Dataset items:

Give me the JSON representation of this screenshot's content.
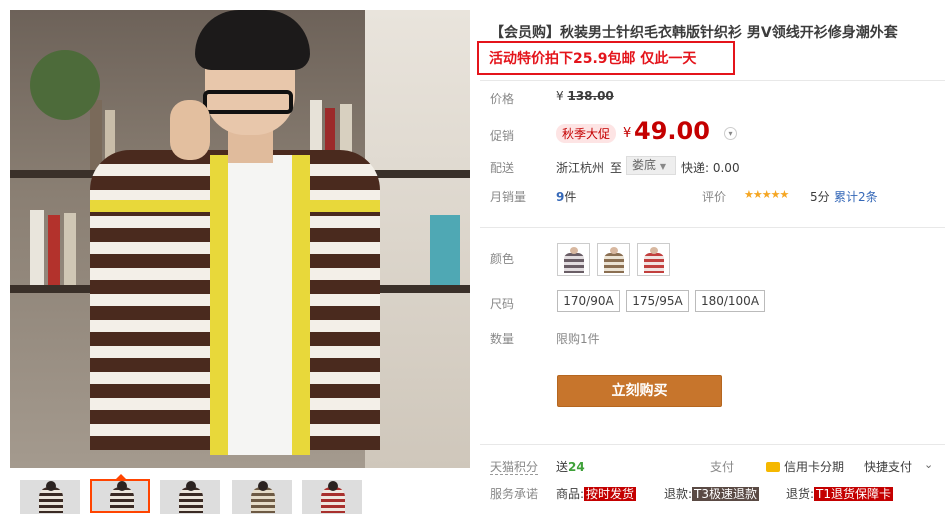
{
  "product": {
    "title": "【会员购】秋装男士针织毛衣韩版针织衫 男V领线开衫修身潮外套",
    "promo_text": "活动特价拍下25.9包邮 仅此一天"
  },
  "price_row": {
    "label": "价格",
    "currency": "¥",
    "original": "138.00"
  },
  "promo_row": {
    "label": "促销",
    "tag": "秋季大促",
    "currency": "¥",
    "price": "49.00",
    "toggle_icon": "chevron-down"
  },
  "shipping_row": {
    "label": "配送",
    "origin": "浙江杭州",
    "to": "至",
    "destination": "娄底",
    "express": "快递: 0.00"
  },
  "sales_row": {
    "label": "月销量",
    "count": "9",
    "unit": "件",
    "rating_label": "评价",
    "stars": "★★★★★",
    "score": "5分",
    "reviews": "累计2条"
  },
  "color_row": {
    "label": "颜色",
    "swatches": [
      {
        "name": "grey-stripe",
        "color": "#6a5e66"
      },
      {
        "name": "brown-stripe",
        "color": "#8b6f52"
      },
      {
        "name": "red-stripe",
        "color": "#c2403e"
      }
    ]
  },
  "size_row": {
    "label": "尺码",
    "options": [
      "170/90A",
      "175/95A",
      "180/100A"
    ]
  },
  "qty_row": {
    "label": "数量",
    "limit": "限购1件"
  },
  "buy_button": "立刻购买",
  "points_row": {
    "label": "天猫积分",
    "prefix": "送",
    "points": "24",
    "pay_label": "支付",
    "credit": "信用卡分期",
    "quick_pay": "快捷支付"
  },
  "service_row": {
    "label": "服务承诺",
    "goods": "商品:",
    "goods_badge": "按时发货",
    "refund": "退款:",
    "refund_badge": "T3极速退款",
    "return": "退货:",
    "return_badge": "T1退货保障卡"
  },
  "colors": {
    "accent": "#c40000",
    "buy_button": "#c7752c",
    "promo_border": "#e4141b"
  }
}
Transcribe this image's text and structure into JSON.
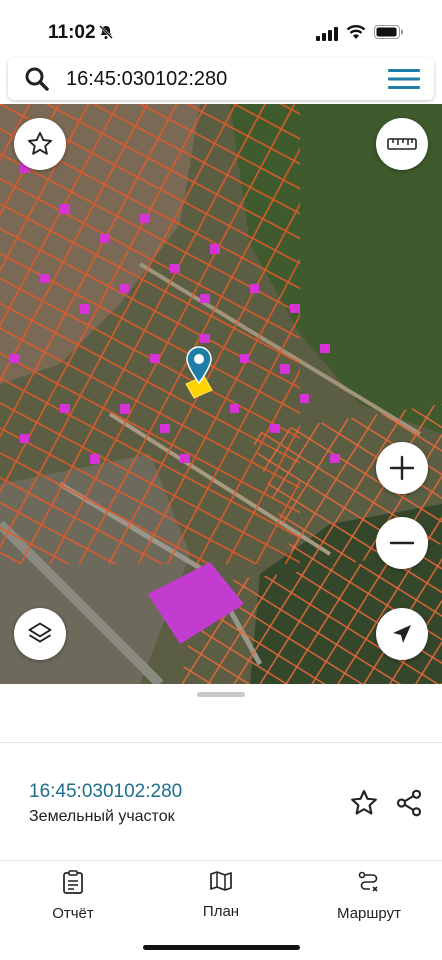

# Exercise brief
Return each line of the listing that holds the string "JSON".

# Problem solution
Give me the JSON representation of this screenshot's content.
Transcribe this image's text and structure into JSON.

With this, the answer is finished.